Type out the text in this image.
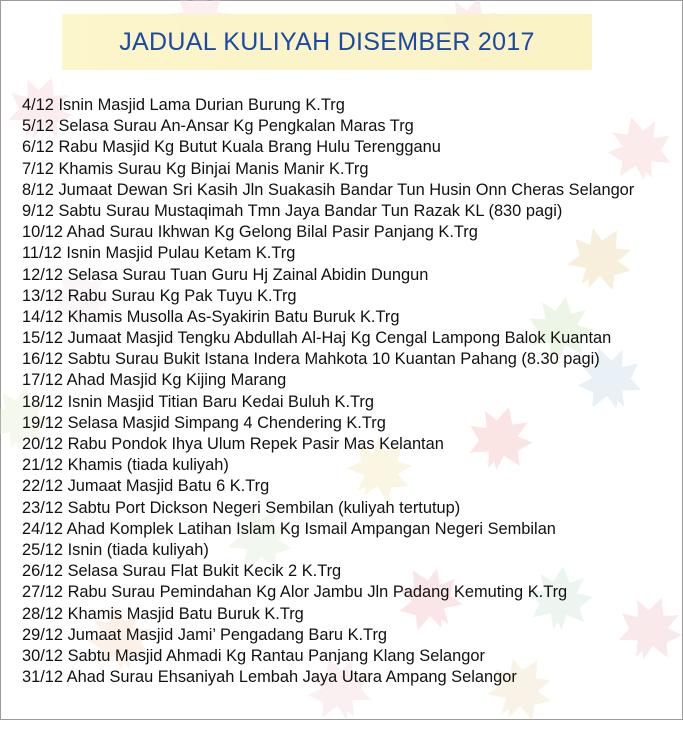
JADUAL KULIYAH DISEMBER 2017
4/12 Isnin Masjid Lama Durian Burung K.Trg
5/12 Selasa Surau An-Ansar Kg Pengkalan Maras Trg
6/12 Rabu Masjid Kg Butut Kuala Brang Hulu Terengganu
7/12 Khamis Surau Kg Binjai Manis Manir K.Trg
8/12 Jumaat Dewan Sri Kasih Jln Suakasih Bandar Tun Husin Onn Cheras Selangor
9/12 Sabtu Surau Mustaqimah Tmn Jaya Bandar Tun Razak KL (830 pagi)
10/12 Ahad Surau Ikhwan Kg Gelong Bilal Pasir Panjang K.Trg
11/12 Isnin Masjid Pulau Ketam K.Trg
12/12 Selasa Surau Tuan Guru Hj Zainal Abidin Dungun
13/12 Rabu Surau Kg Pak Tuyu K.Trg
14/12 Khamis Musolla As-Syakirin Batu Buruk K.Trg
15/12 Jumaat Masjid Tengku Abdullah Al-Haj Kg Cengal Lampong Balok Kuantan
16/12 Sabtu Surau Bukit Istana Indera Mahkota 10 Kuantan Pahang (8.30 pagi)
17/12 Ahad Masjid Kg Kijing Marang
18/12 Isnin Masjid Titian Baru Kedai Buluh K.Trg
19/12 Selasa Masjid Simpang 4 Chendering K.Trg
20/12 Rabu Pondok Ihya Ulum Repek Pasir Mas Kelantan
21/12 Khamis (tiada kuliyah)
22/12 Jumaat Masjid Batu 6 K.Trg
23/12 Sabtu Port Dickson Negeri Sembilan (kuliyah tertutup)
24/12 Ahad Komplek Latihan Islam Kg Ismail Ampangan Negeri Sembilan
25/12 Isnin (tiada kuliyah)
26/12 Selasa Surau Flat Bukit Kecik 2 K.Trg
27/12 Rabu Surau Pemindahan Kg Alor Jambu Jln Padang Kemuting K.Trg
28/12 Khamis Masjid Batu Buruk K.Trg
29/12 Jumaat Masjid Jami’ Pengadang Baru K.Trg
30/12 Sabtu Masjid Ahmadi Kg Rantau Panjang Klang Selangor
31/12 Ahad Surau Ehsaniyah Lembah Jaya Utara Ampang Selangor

_ _ _ _

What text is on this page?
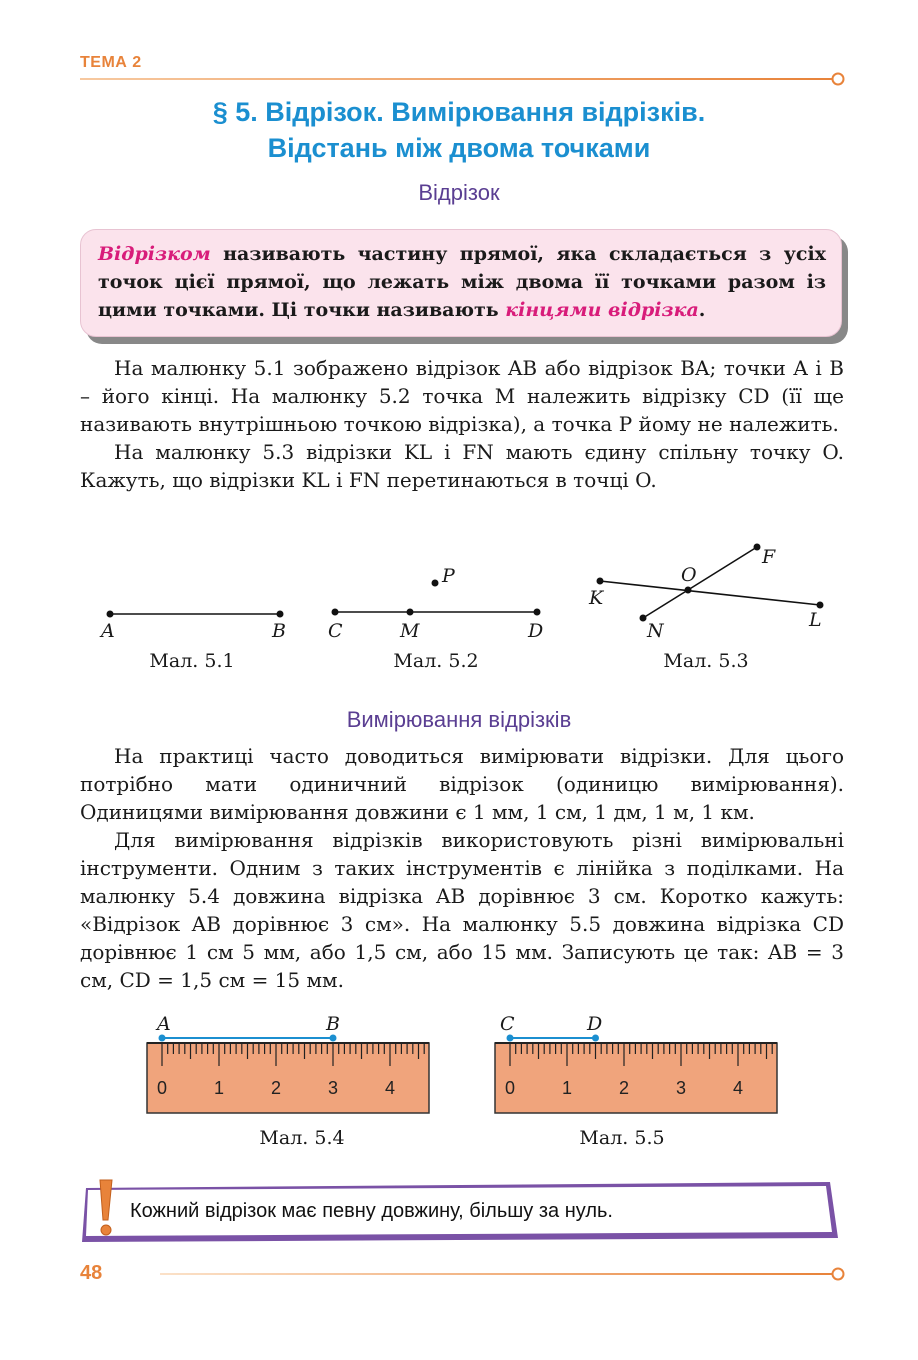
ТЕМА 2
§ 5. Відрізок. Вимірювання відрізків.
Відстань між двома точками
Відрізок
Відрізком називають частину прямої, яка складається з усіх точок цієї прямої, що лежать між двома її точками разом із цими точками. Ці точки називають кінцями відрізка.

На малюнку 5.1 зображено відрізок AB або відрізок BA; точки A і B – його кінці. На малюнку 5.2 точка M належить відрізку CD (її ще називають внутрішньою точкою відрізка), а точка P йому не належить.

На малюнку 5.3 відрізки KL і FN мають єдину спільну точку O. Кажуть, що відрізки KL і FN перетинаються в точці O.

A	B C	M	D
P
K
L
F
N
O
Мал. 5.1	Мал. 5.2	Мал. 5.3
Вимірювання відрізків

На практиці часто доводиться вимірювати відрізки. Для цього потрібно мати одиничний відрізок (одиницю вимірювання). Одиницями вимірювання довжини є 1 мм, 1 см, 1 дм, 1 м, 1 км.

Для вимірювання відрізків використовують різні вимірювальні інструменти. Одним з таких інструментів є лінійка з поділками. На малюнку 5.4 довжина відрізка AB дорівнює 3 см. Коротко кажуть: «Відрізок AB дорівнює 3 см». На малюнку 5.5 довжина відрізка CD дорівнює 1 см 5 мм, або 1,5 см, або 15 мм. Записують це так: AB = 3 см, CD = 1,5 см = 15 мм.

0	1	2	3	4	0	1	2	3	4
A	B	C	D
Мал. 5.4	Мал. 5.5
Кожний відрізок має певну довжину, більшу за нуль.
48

_ _ _ _

§ Requirement: Show every line from the entries above in which the word "Surau" appears.

§ The completed task:
5/12 Selasa Surau An-Ansar Kg Pengkalan Maras Trg
7/12 Khamis Surau Kg Binjai Manis Manir K.Trg
9/12 Sabtu Surau Mustaqimah Tmn Jaya Bandar Tun Razak KL (830 pagi)
10/12 Ahad Surau Ikhwan Kg Gelong Bilal Pasir Panjang K.Trg
12/12 Selasa Surau Tuan Guru Hj Zainal Abidin Dungun
13/12 Rabu Surau Kg Pak Tuyu K.Trg
16/12 Sabtu Surau Bukit Istana Indera Mahkota 10 Kuantan Pahang (8.30 pagi)
26/12 Selasa Surau Flat Bukit Kecik 2 K.Trg
27/12 Rabu Surau Pemindahan Kg Alor Jambu Jln Padang Kemuting K.Trg
31/12 Ahad Surau Ehsaniyah Lembah Jaya Utara Ampang Selangor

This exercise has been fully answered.